Locate all lines in the data below that hold "this" and show them.
* * * * *
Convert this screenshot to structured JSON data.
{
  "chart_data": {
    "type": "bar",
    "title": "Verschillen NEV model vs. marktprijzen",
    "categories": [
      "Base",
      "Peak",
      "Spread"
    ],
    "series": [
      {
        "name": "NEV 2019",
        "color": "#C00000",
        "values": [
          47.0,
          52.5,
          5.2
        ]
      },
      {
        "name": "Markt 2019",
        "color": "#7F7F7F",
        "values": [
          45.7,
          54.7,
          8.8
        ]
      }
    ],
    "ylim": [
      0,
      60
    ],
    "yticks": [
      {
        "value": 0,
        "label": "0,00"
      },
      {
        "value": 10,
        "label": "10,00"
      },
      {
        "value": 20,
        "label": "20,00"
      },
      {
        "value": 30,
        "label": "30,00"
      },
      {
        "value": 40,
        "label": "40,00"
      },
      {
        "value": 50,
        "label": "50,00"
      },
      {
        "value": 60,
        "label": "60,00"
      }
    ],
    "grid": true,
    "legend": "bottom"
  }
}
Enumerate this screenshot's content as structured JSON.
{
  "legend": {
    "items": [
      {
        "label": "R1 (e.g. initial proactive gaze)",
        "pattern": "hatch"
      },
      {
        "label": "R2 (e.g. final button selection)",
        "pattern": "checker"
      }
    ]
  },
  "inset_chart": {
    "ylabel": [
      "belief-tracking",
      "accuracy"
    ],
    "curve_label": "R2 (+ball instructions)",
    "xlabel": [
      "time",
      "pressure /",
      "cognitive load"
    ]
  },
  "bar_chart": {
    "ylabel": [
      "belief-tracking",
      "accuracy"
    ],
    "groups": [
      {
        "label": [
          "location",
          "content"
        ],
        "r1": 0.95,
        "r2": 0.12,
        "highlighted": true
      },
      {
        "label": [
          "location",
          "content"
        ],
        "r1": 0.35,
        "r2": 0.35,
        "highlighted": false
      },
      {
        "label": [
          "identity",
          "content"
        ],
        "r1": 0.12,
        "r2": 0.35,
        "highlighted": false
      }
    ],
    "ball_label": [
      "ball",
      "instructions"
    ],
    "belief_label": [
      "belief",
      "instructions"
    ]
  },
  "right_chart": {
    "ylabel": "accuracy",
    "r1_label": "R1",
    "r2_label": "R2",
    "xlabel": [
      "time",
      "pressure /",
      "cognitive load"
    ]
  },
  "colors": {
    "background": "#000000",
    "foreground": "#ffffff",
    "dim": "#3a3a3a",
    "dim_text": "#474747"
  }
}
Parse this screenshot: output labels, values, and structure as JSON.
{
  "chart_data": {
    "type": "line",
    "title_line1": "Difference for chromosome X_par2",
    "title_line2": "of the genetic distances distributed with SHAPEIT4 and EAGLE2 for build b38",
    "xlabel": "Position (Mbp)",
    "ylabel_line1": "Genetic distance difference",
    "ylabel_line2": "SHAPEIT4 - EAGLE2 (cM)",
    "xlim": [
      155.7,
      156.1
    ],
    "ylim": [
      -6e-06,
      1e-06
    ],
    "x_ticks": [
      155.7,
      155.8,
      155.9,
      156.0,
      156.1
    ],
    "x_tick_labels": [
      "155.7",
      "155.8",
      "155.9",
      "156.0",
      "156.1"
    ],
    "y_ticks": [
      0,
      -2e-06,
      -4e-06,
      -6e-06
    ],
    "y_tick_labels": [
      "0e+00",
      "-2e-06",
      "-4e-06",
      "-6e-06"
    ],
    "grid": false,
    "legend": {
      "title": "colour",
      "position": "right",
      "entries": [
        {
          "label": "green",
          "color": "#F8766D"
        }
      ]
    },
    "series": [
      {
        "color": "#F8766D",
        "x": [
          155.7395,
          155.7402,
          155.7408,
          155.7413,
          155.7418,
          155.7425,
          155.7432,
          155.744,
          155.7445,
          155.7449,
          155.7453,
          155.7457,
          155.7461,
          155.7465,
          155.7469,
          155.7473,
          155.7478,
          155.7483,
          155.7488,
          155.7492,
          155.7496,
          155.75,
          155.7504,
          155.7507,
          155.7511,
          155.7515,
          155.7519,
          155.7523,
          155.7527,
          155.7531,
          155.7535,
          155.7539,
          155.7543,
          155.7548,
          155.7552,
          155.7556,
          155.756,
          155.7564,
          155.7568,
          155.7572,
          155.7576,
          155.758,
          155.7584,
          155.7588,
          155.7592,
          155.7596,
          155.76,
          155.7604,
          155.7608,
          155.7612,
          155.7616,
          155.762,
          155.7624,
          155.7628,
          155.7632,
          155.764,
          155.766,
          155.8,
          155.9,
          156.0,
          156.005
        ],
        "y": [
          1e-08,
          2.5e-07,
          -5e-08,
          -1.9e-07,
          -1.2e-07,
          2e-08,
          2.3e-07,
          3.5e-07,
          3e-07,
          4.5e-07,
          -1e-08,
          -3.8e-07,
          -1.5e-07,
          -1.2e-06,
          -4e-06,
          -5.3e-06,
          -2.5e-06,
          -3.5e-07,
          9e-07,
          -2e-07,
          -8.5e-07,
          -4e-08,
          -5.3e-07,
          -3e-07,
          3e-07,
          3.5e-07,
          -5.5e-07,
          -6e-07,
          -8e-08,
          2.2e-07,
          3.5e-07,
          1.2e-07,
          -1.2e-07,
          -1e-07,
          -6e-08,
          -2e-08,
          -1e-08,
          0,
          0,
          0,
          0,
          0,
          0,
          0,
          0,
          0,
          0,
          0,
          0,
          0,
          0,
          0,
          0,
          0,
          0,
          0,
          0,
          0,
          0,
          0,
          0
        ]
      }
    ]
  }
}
* * * * *
TASK OUTPUT:
Convert this screenshot to structured JSON data.
Enumerate this screenshot's content as structured JSON.
Parse this screenshot: output labels, values, and structure as JSON.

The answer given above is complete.